═════ Data extract ═════
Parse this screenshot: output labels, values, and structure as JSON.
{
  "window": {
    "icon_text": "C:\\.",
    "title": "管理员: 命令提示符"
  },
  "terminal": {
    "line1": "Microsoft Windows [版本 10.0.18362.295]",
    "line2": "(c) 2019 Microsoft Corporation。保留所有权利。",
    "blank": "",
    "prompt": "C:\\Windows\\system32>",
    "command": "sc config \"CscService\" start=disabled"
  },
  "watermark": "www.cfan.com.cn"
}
═════
Brief: Retype the records that precede this task, keeping them exactly the same.

The result:
Parse this screenshot: output labels, values, and structure as JSON.
{
  "window": {
    "icon_text": "C:\\.",
    "title": "管理员: 命令提示符"
  },
  "terminal": {
    "line1": "Microsoft Windows [版本 10.0.18362.295]",
    "line2": "(c) 2019 Microsoft Corporation。保留所有权利。",
    "blank": "",
    "prompt": "C:\\Windows\\system32>",
    "command": "sc config \"CscService\" start=disabled"
  },
  "watermark": "www.cfan.com.cn"
}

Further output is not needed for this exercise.